- **TO BE DONE**
Your task is to copy each line that has the word "Итого".

..........

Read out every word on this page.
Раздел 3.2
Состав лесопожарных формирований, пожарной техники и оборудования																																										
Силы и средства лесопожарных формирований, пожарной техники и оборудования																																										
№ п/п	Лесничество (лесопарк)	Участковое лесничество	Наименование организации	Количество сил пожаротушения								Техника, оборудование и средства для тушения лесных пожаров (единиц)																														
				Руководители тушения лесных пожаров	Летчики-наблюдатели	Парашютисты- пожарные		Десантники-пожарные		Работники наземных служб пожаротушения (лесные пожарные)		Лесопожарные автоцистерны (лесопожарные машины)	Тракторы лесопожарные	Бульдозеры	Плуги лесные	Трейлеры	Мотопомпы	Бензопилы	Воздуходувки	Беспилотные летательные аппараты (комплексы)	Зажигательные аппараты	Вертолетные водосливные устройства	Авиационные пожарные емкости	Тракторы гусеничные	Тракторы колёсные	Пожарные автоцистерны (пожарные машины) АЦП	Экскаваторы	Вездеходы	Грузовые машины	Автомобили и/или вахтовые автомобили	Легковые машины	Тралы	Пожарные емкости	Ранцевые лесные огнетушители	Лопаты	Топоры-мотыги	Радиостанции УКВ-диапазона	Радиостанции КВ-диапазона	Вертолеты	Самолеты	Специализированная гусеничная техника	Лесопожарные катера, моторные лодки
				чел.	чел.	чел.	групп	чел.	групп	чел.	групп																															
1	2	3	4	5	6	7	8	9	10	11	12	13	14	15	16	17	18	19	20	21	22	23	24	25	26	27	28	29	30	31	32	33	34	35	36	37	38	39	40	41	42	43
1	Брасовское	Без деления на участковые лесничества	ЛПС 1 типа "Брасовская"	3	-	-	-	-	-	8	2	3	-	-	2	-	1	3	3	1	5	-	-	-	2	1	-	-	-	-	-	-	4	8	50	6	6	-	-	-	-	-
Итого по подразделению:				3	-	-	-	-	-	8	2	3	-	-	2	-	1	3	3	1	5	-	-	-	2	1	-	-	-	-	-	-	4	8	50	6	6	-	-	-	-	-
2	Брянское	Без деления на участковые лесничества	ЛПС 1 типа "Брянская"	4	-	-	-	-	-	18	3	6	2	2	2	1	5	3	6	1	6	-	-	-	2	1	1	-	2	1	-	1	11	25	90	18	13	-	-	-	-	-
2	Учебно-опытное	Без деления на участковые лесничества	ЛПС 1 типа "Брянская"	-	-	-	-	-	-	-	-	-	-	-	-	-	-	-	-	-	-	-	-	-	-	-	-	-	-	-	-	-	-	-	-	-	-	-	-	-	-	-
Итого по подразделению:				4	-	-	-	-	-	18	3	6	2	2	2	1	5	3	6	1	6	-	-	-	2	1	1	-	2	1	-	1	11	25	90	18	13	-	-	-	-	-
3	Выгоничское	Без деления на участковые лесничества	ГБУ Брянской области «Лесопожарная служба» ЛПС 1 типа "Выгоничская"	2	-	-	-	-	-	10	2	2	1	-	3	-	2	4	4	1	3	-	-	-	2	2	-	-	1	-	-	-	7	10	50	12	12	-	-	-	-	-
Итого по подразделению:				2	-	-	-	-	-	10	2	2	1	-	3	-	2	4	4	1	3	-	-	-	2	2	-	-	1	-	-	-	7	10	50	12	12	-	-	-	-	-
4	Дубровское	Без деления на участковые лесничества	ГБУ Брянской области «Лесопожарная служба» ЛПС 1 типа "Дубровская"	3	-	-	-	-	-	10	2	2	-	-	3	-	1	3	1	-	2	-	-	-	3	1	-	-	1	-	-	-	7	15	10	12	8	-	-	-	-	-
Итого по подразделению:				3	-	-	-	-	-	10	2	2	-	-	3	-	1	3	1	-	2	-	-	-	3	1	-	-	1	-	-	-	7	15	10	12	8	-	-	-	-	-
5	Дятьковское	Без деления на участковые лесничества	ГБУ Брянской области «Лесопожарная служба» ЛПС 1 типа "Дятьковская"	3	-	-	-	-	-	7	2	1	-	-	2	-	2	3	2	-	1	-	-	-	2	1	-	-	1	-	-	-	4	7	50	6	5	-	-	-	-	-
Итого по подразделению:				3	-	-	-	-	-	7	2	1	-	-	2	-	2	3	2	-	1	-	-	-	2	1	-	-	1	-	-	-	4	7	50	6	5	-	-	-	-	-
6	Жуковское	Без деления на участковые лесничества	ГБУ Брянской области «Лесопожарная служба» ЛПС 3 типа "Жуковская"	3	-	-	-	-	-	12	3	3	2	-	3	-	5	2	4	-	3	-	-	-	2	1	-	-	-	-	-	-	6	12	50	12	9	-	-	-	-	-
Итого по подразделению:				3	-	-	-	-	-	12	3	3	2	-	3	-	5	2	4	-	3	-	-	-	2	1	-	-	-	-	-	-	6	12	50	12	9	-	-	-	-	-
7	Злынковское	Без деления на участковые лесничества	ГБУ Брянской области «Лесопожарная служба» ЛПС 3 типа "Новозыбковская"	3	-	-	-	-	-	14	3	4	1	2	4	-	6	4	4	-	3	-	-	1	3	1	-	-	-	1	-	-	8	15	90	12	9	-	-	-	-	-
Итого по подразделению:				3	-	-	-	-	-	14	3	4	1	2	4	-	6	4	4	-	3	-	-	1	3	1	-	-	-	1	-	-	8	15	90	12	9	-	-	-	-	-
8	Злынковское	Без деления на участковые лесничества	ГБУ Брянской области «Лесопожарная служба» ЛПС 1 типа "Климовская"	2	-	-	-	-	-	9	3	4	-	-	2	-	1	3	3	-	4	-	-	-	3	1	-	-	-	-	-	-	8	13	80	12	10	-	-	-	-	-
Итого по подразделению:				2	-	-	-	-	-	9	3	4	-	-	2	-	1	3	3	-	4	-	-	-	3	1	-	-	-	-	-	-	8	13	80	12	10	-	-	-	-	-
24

..........

- **TASK SOLUTION**
Итого по подразделению:				3	-	-	-	-	-	8	2	3	-	-	2	-	1	3	3	1	5	-	-	-	2	1	-	-	-	-	-	-	4	8	50	6	6	-	-	-	-	-
Итого по подразделению:				4	-	-	-	-	-	18	3	6	2	2	2	1	5	3	6	1	6	-	-	-	2	1	1	-	2	1	-	1	11	25	90	18	13	-	-	-	-	-
Итого по подразделению:				2	-	-	-	-	-	10	2	2	1	-	3	-	2	4	4	1	3	-	-	-	2	2	-	-	1	-	-	-	7	10	50	12	12	-	-	-	-	-
Итого по подразделению:				3	-	-	-	-	-	10	2	2	-	-	3	-	1	3	1	-	2	-	-	-	3	1	-	-	1	-	-	-	7	15	10	12	8	-	-	-	-	-
Итого по подразделению:				3	-	-	-	-	-	7	2	1	-	-	2	-	2	3	2	-	1	-	-	-	2	1	-	-	1	-	-	-	4	7	50	6	5	-	-	-	-	-
Итого по подразделению:				3	-	-	-	-	-	12	3	3	2	-	3	-	5	2	4	-	3	-	-	-	2	1	-	-	-	-	-	-	6	12	50	12	9	-	-	-	-	-
Итого по подразделению:				3	-	-	-	-	-	14	3	4	1	2	4	-	6	4	4	-	3	-	-	1	3	1	-	-	-	1	-	-	8	15	90	12	9	-	-	-	-	-
Итого по подразделению:				2	-	-	-	-	-	9	3	4	-	-	2	-	1	3	3	-	4	-	-	-	3	1	-	-	-	-	-	-	8	13	80	12	10	-	-	-	-	-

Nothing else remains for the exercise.